To do:
Return, copied word for word from the Gulf Stream passage, the part that opens with "What is the" and closes with "and powerful winds.".

Passage given:
----------------------------------------
What is the Gulf Stream?
The Gulf Stream is a powerful current in the Atlantic Ocean. It starts in the Gulf of Mexico and flows into the Atlantic at the tip of Florida, accelerating along the eastern coastlines of the United States and Newfoundland. It is part of the North Atlantic Subtropical Gyre, one of the five major oceanic gyres, which are large systems of circular currents and powerful winds.
The Gulf Stream is a western boundary current; its behavior is determined by the North American coastline. Trade winds from Africa drive water in the Atlantic westward until it hits the coastline and gets pushed northward. In turn, the Gulf Stream affects the climate of the areas closest to the current by transferring tropical heat toward the northern latitudes. There is a consensus among scientists that the climate of Western and Northern Europe is warmer than it would be otherwise because of the North Atlantic Current, one of the branches of the Gulf Stream. [Video: Animation Reveals Ocean Currents]
Early discoveries
The first mention of the Gulf Stream can be traced to the 1513 expedition of Juan Ponce de León. On April 22, 1513, he wrote in his voyage log: "A current such that, although they had great wind, they could not proceed forward, but backward and it seems that they were proceeding well; at the end it was known that the current was more powerful than the wind."
Explorers Peter Martyr d'Anghiera, and Sir Humphrey Gilbert also made note of the powerful Gulf Stream, and it became widely used by Spanish ships sailing from the Caribbean to Spain.
Six years after Ponce de León's notation, Anton de Alaminos set sail for Spain from Vera Cruz, Mexico, using the Gulf Stream, following the Florida coastline northward before turning eastward to Europe. He had served as the chief pilot aboard Ponce de Leon's ship on his earlier trip and had also sailed with Columbus on his last voyage. Some historians credit Alaminos with the discovery of the Gulf Stream because he was the first to take advantage of it.
----------------------------------------
Provided records:
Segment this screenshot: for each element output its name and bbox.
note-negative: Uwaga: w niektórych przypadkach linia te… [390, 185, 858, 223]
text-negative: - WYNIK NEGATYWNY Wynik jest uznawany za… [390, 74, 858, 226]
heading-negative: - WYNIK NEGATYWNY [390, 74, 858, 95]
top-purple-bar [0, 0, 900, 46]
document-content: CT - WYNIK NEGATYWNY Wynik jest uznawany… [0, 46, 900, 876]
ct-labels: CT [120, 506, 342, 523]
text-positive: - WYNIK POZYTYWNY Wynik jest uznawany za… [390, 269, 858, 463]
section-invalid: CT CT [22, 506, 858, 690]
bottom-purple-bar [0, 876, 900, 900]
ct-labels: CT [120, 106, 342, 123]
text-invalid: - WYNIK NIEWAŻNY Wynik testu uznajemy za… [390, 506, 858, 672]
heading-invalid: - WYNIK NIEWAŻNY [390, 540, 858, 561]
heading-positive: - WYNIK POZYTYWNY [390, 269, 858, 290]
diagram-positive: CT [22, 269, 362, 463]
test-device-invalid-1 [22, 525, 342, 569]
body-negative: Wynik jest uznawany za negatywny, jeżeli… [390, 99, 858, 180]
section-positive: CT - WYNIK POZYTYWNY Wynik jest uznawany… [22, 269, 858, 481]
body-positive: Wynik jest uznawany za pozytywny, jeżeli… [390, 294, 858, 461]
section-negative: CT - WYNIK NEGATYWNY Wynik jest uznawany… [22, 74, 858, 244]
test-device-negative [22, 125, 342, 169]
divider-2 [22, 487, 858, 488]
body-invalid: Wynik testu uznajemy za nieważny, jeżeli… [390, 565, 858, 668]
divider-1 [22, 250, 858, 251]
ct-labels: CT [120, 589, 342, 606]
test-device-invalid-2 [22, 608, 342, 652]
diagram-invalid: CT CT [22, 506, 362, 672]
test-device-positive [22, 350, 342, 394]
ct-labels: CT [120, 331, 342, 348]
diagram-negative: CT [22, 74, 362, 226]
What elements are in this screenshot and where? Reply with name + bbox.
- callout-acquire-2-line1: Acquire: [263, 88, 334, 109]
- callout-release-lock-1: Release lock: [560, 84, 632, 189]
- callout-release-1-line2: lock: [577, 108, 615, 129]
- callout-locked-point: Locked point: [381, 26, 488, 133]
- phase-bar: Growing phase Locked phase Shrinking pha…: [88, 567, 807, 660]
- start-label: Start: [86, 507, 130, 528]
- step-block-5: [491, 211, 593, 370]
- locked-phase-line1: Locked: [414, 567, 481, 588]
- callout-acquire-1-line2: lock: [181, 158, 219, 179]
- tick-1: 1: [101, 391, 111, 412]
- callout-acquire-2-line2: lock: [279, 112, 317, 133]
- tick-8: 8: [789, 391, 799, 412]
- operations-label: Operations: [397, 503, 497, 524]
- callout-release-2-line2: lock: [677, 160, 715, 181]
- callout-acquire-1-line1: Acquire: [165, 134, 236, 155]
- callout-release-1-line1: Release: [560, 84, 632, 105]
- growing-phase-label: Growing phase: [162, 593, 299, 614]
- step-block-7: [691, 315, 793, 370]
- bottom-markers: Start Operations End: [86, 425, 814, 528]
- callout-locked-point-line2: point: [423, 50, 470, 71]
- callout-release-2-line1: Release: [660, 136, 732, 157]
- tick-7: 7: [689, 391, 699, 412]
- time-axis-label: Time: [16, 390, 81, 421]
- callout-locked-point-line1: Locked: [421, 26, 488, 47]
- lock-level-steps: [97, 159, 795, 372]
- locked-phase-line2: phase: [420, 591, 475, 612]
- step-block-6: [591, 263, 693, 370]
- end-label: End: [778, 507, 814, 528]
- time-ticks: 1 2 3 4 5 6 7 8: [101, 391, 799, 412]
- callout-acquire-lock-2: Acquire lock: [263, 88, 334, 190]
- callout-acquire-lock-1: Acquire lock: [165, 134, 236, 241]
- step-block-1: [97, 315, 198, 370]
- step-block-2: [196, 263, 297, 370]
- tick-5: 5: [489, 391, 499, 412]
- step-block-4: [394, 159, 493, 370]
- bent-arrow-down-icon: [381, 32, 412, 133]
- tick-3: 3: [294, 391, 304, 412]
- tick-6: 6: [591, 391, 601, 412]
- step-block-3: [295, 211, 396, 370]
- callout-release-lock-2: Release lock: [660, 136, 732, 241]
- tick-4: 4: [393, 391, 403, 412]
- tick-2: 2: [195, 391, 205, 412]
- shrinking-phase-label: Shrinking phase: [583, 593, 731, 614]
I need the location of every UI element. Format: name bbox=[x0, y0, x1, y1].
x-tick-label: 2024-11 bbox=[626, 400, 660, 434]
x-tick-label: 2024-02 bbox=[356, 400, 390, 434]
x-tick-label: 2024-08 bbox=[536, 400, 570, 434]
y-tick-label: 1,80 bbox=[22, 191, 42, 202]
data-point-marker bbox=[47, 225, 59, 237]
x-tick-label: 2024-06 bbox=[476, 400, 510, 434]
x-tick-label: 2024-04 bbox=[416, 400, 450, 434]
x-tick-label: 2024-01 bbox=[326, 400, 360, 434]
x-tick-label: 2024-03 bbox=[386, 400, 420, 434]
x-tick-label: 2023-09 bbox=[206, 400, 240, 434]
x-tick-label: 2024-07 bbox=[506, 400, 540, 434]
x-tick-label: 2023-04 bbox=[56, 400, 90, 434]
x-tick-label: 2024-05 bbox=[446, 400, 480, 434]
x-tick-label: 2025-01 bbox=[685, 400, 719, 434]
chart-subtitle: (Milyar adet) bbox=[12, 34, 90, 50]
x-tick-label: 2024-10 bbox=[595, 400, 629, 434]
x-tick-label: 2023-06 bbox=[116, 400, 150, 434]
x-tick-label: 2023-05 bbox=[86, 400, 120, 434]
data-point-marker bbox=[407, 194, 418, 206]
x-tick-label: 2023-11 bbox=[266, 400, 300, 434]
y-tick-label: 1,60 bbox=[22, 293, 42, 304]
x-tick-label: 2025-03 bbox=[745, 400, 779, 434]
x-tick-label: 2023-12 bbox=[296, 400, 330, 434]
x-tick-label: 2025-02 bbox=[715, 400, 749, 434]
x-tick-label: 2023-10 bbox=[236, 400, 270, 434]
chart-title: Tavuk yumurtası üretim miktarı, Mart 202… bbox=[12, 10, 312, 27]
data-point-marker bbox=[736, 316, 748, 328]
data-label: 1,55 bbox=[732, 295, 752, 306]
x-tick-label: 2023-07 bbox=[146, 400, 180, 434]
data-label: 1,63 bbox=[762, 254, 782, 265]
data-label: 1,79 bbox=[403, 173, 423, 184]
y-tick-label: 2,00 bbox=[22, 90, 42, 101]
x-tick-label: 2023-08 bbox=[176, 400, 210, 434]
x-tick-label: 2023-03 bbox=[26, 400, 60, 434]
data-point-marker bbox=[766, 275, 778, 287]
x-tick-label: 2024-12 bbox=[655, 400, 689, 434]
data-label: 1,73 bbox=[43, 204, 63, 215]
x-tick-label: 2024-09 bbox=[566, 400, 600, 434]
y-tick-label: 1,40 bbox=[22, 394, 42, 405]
----------------------------------------
Solution:
What is the Gulf Stream?
The Gulf Stream is a powerful current in the Atlantic Ocean. It starts in the Gulf of Mexico and flows into the Atlantic at the tip of Florida, accelerating along the eastern coastlines of the United States and Newfoundland. It is part of the North Atlantic Subtropical Gyre, one of the five major oceanic gyres, which are large systems of circular currents and powerful winds.